Records excerpted from a collection:
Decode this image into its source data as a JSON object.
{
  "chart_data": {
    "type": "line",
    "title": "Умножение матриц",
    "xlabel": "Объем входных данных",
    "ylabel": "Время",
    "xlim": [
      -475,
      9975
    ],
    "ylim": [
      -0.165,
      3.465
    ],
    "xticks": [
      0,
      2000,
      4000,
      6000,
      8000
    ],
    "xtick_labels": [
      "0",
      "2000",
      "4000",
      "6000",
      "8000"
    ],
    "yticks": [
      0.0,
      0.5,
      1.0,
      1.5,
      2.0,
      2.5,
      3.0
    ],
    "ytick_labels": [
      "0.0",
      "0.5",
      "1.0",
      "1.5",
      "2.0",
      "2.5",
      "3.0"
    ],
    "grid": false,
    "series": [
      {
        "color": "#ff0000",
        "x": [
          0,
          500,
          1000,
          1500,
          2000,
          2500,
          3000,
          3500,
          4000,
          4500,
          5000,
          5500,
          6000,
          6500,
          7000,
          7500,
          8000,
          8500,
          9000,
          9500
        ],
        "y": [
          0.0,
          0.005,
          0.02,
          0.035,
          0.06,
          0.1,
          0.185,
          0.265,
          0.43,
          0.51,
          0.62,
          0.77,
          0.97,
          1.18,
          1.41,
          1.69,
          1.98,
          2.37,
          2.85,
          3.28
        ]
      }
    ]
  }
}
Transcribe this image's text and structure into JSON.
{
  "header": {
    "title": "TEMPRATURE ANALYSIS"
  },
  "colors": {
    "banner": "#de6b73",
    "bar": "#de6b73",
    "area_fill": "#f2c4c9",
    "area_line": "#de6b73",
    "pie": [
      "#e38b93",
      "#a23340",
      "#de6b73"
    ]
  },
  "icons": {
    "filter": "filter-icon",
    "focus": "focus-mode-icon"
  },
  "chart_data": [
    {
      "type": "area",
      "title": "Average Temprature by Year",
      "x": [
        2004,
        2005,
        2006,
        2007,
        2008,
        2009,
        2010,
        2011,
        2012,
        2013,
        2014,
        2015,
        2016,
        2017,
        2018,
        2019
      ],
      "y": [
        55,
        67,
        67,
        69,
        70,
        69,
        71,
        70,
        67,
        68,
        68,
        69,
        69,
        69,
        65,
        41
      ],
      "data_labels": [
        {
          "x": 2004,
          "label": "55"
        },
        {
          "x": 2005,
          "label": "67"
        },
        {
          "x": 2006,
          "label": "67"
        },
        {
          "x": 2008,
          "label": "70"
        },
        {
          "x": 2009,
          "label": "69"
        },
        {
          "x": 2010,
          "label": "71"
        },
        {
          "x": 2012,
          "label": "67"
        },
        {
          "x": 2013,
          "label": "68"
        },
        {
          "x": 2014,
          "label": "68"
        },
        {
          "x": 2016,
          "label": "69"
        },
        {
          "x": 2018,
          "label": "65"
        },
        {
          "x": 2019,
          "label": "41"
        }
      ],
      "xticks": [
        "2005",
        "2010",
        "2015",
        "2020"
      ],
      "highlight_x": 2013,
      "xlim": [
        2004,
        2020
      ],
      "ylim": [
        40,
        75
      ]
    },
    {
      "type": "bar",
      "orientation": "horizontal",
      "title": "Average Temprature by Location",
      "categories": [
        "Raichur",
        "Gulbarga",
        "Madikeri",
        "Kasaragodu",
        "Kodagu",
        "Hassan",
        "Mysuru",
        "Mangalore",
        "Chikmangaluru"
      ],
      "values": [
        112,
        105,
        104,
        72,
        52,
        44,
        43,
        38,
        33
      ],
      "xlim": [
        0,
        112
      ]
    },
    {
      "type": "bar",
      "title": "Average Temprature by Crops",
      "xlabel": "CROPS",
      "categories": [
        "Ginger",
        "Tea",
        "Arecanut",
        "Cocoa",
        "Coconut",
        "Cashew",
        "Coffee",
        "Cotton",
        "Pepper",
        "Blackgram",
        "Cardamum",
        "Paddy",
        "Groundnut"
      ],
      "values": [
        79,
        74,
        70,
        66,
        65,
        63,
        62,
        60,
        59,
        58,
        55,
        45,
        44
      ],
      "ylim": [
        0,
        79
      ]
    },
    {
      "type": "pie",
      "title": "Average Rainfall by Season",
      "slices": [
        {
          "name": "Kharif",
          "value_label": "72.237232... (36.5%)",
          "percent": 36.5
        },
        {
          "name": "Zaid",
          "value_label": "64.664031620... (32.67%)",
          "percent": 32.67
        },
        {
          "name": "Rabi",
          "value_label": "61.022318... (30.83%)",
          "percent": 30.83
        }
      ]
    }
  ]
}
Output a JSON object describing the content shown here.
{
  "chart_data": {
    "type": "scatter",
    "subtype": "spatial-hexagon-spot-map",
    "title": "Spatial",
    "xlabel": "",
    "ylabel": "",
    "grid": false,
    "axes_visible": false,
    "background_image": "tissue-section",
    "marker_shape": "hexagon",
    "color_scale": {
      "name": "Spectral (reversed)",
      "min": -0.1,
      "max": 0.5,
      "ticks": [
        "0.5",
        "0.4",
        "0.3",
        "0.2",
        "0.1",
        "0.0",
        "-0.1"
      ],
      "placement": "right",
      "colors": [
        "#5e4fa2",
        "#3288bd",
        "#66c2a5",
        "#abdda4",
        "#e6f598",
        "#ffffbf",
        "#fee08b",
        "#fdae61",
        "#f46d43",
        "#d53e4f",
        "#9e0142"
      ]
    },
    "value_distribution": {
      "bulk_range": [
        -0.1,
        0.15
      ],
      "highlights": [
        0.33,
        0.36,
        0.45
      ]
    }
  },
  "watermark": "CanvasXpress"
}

#### [INSTRUCTION]
Return every line containing "name".

#### [THE SOLUTION]
          "name": "Kharif",
          "name": "Zaid",
          "name": "Rabi",
      "name": "Spectral (reversed)",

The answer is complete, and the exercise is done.